::: Data in this exercise

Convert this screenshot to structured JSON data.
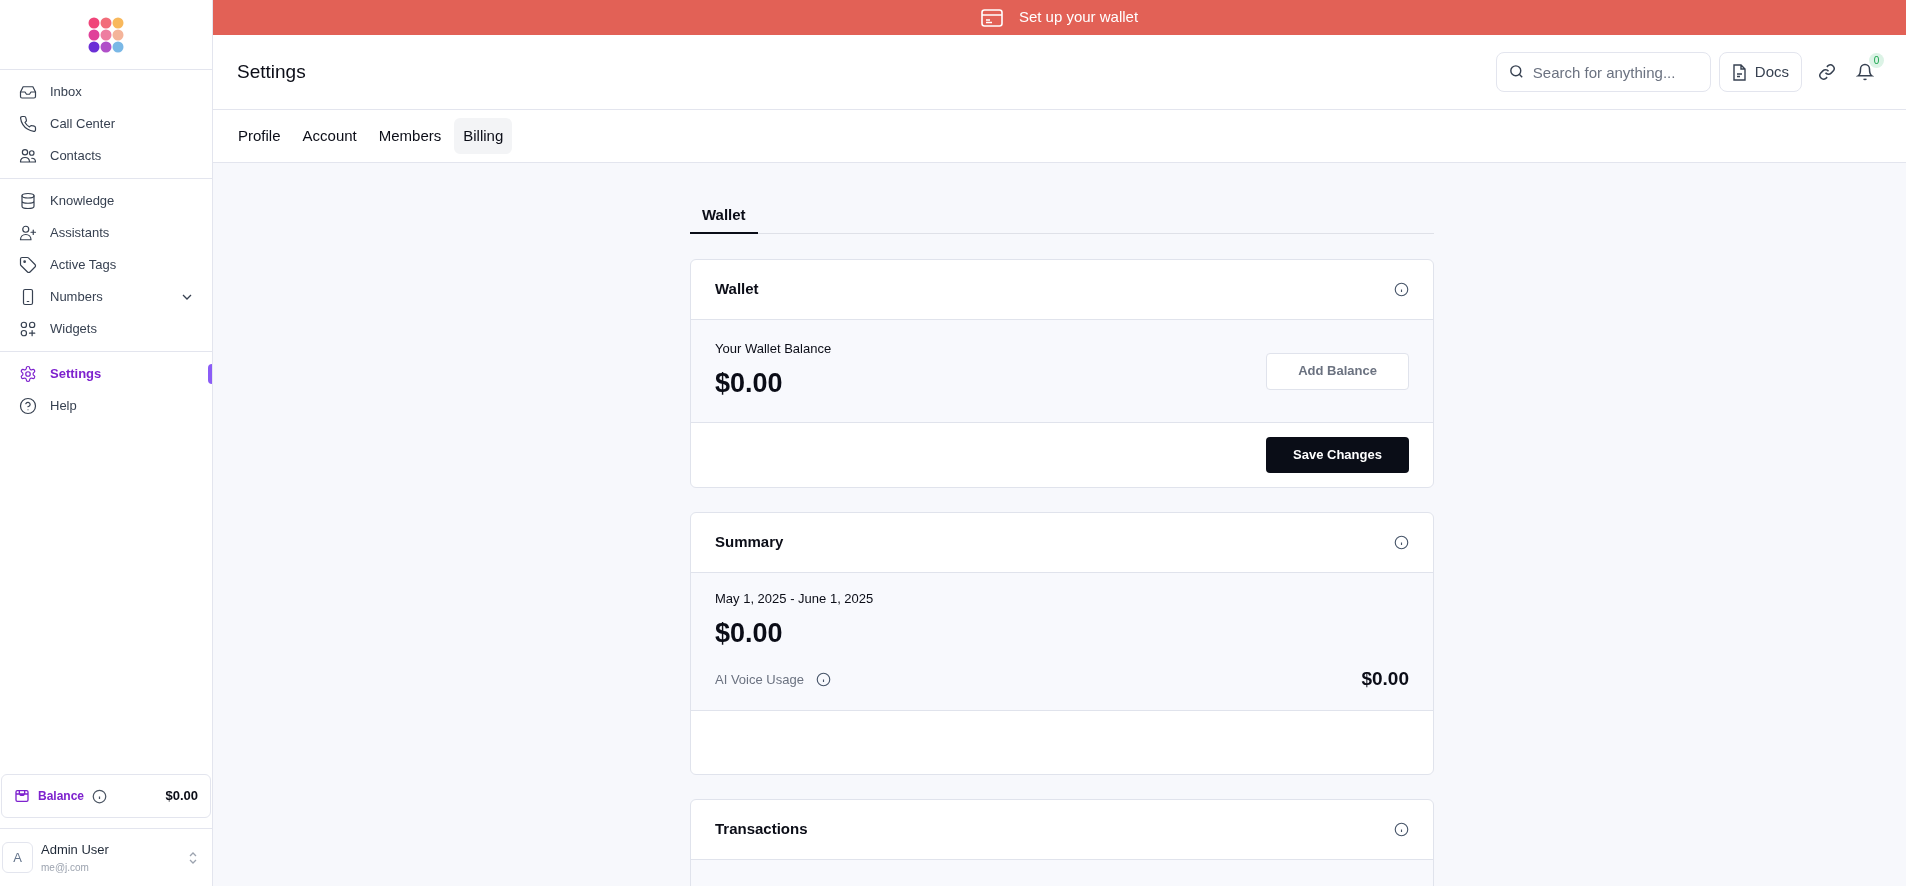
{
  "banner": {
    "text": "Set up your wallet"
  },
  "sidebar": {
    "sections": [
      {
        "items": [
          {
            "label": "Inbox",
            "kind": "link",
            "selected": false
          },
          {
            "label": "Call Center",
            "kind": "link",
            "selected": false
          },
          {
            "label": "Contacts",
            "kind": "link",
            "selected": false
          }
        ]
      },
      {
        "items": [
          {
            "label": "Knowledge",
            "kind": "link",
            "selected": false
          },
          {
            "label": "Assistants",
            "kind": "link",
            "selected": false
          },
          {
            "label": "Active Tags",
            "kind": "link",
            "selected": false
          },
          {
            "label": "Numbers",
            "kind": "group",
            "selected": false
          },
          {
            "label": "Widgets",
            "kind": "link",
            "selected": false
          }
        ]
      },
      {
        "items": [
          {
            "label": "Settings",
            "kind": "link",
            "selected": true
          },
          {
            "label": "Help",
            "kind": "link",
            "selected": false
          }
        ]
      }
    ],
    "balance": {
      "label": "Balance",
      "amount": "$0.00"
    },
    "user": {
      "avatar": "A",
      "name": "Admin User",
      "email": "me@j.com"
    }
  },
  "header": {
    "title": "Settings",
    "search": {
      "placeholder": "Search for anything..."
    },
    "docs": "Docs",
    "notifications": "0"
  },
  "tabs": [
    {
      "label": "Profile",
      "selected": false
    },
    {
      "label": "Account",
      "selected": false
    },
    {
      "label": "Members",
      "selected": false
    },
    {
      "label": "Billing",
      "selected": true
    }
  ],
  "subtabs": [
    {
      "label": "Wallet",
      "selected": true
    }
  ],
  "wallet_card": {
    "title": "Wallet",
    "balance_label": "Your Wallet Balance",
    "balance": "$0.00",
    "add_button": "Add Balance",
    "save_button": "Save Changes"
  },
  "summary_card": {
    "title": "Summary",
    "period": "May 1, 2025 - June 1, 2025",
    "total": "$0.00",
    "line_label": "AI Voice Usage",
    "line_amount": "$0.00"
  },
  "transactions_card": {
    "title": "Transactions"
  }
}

::::::

# Short problem
Reproduce the whole listing above word for word, but not its pictures.

# The output
Convert this screenshot to structured JSON data.
{
  "banner": {
    "text": "Set up your wallet"
  },
  "sidebar": {
    "sections": [
      {
        "items": [
          {
            "label": "Inbox",
            "kind": "link",
            "selected": false
          },
          {
            "label": "Call Center",
            "kind": "link",
            "selected": false
          },
          {
            "label": "Contacts",
            "kind": "link",
            "selected": false
          }
        ]
      },
      {
        "items": [
          {
            "label": "Knowledge",
            "kind": "link",
            "selected": false
          },
          {
            "label": "Assistants",
            "kind": "link",
            "selected": false
          },
          {
            "label": "Active Tags",
            "kind": "link",
            "selected": false
          },
          {
            "label": "Numbers",
            "kind": "group",
            "selected": false
          },
          {
            "label": "Widgets",
            "kind": "link",
            "selected": false
          }
        ]
      },
      {
        "items": [
          {
            "label": "Settings",
            "kind": "link",
            "selected": true
          },
          {
            "label": "Help",
            "kind": "link",
            "selected": false
          }
        ]
      }
    ],
    "balance": {
      "label": "Balance",
      "amount": "$0.00"
    },
    "user": {
      "avatar": "A",
      "name": "Admin User",
      "email": "me@j.com"
    }
  },
  "header": {
    "title": "Settings",
    "search": {
      "placeholder": "Search for anything..."
    },
    "docs": "Docs",
    "notifications": "0"
  },
  "tabs": [
    {
      "label": "Profile",
      "selected": false
    },
    {
      "label": "Account",
      "selected": false
    },
    {
      "label": "Members",
      "selected": false
    },
    {
      "label": "Billing",
      "selected": true
    }
  ],
  "subtabs": [
    {
      "label": "Wallet",
      "selected": true
    }
  ],
  "wallet_card": {
    "title": "Wallet",
    "balance_label": "Your Wallet Balance",
    "balance": "$0.00",
    "add_button": "Add Balance",
    "save_button": "Save Changes"
  },
  "summary_card": {
    "title": "Summary",
    "period": "May 1, 2025 - June 1, 2025",
    "total": "$0.00",
    "line_label": "AI Voice Usage",
    "line_amount": "$0.00"
  },
  "transactions_card": {
    "title": "Transactions"
  }
}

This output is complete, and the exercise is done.